▶ **THE PROBLEM**: Copy every record below, exactly as written.

(Dataset entries)
__________

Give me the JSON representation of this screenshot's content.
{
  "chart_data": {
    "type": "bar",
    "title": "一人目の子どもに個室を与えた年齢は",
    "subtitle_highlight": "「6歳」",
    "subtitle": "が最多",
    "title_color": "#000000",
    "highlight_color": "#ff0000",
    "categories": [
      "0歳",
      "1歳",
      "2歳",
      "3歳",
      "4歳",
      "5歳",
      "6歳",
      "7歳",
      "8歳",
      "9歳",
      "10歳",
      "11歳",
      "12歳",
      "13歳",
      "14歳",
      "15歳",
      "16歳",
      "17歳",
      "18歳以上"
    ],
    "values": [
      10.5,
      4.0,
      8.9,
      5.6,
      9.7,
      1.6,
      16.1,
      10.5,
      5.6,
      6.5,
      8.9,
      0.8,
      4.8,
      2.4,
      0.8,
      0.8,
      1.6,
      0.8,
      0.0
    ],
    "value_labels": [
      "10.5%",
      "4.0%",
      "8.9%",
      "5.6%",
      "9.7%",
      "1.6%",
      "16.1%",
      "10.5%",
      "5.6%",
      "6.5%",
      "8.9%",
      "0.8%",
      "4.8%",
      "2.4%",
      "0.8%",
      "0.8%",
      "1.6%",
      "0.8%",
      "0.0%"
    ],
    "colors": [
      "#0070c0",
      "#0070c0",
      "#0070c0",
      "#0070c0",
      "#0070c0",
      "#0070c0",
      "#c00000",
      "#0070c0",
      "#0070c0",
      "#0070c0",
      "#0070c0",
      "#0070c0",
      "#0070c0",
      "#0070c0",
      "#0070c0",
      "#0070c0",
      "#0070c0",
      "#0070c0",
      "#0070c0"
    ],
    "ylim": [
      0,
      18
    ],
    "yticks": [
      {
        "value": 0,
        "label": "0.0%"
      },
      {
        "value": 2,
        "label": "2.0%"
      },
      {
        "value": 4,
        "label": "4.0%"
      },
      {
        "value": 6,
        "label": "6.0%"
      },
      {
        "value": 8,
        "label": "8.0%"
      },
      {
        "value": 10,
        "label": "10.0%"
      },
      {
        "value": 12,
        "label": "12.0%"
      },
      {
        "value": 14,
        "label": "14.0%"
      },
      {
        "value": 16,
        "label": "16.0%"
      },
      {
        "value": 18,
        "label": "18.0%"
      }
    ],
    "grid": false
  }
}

__________

▶ **TASK OUTPUT**:
Give me the JSON representation of this screenshot's content.
{
  "chart_data": {
    "type": "bar",
    "title": "一人目の子どもに個室を与えた年齢は",
    "subtitle_highlight": "「6歳」",
    "subtitle": "が最多",
    "title_color": "#000000",
    "highlight_color": "#ff0000",
    "categories": [
      "0歳",
      "1歳",
      "2歳",
      "3歳",
      "4歳",
      "5歳",
      "6歳",
      "7歳",
      "8歳",
      "9歳",
      "10歳",
      "11歳",
      "12歳",
      "13歳",
      "14歳",
      "15歳",
      "16歳",
      "17歳",
      "18歳以上"
    ],
    "values": [
      10.5,
      4.0,
      8.9,
      5.6,
      9.7,
      1.6,
      16.1,
      10.5,
      5.6,
      6.5,
      8.9,
      0.8,
      4.8,
      2.4,
      0.8,
      0.8,
      1.6,
      0.8,
      0.0
    ],
    "value_labels": [
      "10.5%",
      "4.0%",
      "8.9%",
      "5.6%",
      "9.7%",
      "1.6%",
      "16.1%",
      "10.5%",
      "5.6%",
      "6.5%",
      "8.9%",
      "0.8%",
      "4.8%",
      "2.4%",
      "0.8%",
      "0.8%",
      "1.6%",
      "0.8%",
      "0.0%"
    ],
    "colors": [
      "#0070c0",
      "#0070c0",
      "#0070c0",
      "#0070c0",
      "#0070c0",
      "#0070c0",
      "#c00000",
      "#0070c0",
      "#0070c0",
      "#0070c0",
      "#0070c0",
      "#0070c0",
      "#0070c0",
      "#0070c0",
      "#0070c0",
      "#0070c0",
      "#0070c0",
      "#0070c0",
      "#0070c0"
    ],
    "ylim": [
      0,
      18
    ],
    "yticks": [
      {
        "value": 0,
        "label": "0.0%"
      },
      {
        "value": 2,
        "label": "2.0%"
      },
      {
        "value": 4,
        "label": "4.0%"
      },
      {
        "value": 6,
        "label": "6.0%"
      },
      {
        "value": 8,
        "label": "8.0%"
      },
      {
        "value": 10,
        "label": "10.0%"
      },
      {
        "value": 12,
        "label": "12.0%"
      },
      {
        "value": 14,
        "label": "14.0%"
      },
      {
        "value": 16,
        "label": "16.0%"
      },
      {
        "value": 18,
        "label": "18.0%"
      }
    ],
    "grid": false
  }
}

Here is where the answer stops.